The task
Copy every line from the one containing "Extract all the data from this chart as JSON." through the last line of the records below, both included, and nothing else.
** Begin Exercise data **
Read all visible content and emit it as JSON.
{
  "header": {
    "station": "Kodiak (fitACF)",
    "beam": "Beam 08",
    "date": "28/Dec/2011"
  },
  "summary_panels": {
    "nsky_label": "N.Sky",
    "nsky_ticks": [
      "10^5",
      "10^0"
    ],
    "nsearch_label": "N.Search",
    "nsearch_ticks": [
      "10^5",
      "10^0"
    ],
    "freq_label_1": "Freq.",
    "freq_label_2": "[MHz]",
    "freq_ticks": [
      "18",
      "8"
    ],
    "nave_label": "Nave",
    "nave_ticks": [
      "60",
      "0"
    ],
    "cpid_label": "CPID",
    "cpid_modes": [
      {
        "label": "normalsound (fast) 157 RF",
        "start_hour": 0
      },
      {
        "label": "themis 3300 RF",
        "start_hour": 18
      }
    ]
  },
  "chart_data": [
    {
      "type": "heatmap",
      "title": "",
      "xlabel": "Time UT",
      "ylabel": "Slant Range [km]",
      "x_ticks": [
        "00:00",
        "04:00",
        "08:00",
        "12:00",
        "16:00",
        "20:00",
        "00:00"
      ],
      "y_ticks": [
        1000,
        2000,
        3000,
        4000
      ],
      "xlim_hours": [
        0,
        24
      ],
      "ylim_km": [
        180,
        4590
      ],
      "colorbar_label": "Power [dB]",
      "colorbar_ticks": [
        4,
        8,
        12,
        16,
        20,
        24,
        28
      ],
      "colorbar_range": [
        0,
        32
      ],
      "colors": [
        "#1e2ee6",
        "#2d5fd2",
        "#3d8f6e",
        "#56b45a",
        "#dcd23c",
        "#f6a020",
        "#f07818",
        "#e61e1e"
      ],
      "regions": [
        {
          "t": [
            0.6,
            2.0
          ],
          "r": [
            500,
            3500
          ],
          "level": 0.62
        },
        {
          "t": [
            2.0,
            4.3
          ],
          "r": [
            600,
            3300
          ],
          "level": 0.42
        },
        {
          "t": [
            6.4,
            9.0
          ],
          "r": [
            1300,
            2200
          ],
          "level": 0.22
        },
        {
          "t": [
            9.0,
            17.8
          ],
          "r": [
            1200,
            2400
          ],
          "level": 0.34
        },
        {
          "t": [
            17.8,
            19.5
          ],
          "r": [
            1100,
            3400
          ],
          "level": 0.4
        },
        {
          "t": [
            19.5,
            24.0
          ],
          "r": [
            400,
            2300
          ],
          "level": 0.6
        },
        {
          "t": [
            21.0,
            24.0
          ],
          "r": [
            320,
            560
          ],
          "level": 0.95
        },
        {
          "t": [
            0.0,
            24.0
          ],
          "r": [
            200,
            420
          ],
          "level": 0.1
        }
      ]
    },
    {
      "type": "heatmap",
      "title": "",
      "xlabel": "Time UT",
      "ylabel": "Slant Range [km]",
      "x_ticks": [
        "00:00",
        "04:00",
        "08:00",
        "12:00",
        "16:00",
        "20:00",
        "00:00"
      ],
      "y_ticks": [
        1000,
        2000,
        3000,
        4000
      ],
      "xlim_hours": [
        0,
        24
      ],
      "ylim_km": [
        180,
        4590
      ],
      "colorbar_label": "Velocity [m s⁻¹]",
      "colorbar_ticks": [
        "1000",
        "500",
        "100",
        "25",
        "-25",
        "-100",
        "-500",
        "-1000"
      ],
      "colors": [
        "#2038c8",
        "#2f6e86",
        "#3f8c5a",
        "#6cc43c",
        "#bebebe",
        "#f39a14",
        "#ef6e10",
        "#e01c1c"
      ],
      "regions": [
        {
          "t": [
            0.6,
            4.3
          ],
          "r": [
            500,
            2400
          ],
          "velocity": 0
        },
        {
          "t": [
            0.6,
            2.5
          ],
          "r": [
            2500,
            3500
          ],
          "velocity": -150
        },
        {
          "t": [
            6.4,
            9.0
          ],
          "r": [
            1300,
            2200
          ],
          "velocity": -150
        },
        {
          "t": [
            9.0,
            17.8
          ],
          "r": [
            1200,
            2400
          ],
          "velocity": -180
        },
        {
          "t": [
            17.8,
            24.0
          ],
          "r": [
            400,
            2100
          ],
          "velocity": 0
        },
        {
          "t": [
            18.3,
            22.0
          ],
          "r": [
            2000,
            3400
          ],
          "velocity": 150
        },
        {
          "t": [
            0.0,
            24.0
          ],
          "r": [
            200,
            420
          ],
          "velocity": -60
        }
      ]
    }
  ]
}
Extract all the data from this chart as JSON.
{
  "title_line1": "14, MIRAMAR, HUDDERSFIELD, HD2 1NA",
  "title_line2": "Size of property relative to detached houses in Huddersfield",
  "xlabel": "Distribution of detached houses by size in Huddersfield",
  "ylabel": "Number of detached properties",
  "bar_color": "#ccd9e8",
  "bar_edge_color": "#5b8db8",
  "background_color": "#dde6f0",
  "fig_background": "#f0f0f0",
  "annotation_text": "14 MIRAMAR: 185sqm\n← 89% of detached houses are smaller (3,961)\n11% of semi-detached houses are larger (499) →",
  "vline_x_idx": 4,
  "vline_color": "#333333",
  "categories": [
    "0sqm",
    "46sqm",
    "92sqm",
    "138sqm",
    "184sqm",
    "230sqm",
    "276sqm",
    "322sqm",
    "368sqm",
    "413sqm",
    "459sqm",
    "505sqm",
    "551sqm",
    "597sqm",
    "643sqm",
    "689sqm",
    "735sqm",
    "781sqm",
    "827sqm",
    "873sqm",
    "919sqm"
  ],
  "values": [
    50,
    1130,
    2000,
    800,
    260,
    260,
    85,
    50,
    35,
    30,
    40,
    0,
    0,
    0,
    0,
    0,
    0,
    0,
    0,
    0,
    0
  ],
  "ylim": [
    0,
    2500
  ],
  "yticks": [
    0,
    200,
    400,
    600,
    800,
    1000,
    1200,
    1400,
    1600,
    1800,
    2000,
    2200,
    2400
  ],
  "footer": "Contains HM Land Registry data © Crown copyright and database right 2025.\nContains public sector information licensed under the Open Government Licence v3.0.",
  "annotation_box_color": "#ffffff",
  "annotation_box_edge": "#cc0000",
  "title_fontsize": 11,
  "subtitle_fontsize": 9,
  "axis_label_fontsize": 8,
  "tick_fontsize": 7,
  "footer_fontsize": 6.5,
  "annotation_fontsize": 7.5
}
** End Exercise data **
Full output
Extract all the data from this chart as JSON.
{
  "title_line1": "14, MIRAMAR, HUDDERSFIELD, HD2 1NA",
  "title_line2": "Size of property relative to detached houses in Huddersfield",
  "xlabel": "Distribution of detached houses by size in Huddersfield",
  "ylabel": "Number of detached properties",
  "bar_color": "#ccd9e8",
  "bar_edge_color": "#5b8db8",
  "background_color": "#dde6f0",
  "fig_background": "#f0f0f0",
  "annotation_text": "14 MIRAMAR: 185sqm\n← 89% of detached houses are smaller (3,961)\n11% of semi-detached houses are larger (499) →",
  "vline_x_idx": 4,
  "vline_color": "#333333",
  "categories": [
    "0sqm",
    "46sqm",
    "92sqm",
    "138sqm",
    "184sqm",
    "230sqm",
    "276sqm",
    "322sqm",
    "368sqm",
    "413sqm",
    "459sqm",
    "505sqm",
    "551sqm",
    "597sqm",
    "643sqm",
    "689sqm",
    "735sqm",
    "781sqm",
    "827sqm",
    "873sqm",
    "919sqm"
  ],
  "values": [
    50,
    1130,
    2000,
    800,
    260,
    260,
    85,
    50,
    35,
    30,
    40,
    0,
    0,
    0,
    0,
    0,
    0,
    0,
    0,
    0,
    0
  ],
  "ylim": [
    0,
    2500
  ],
  "yticks": [
    0,
    200,
    400,
    600,
    800,
    1000,
    1200,
    1400,
    1600,
    1800,
    2000,
    2200,
    2400
  ],
  "footer": "Contains HM Land Registry data © Crown copyright and database right 2025.\nContains public sector information licensed under the Open Government Licence v3.0.",
  "annotation_box_color": "#ffffff",
  "annotation_box_edge": "#cc0000",
  "title_fontsize": 11,
  "subtitle_fontsize": 9,
  "axis_label_fontsize": 8,
  "tick_fontsize": 7,
  "footer_fontsize": 6.5,
  "annotation_fontsize": 7.5
}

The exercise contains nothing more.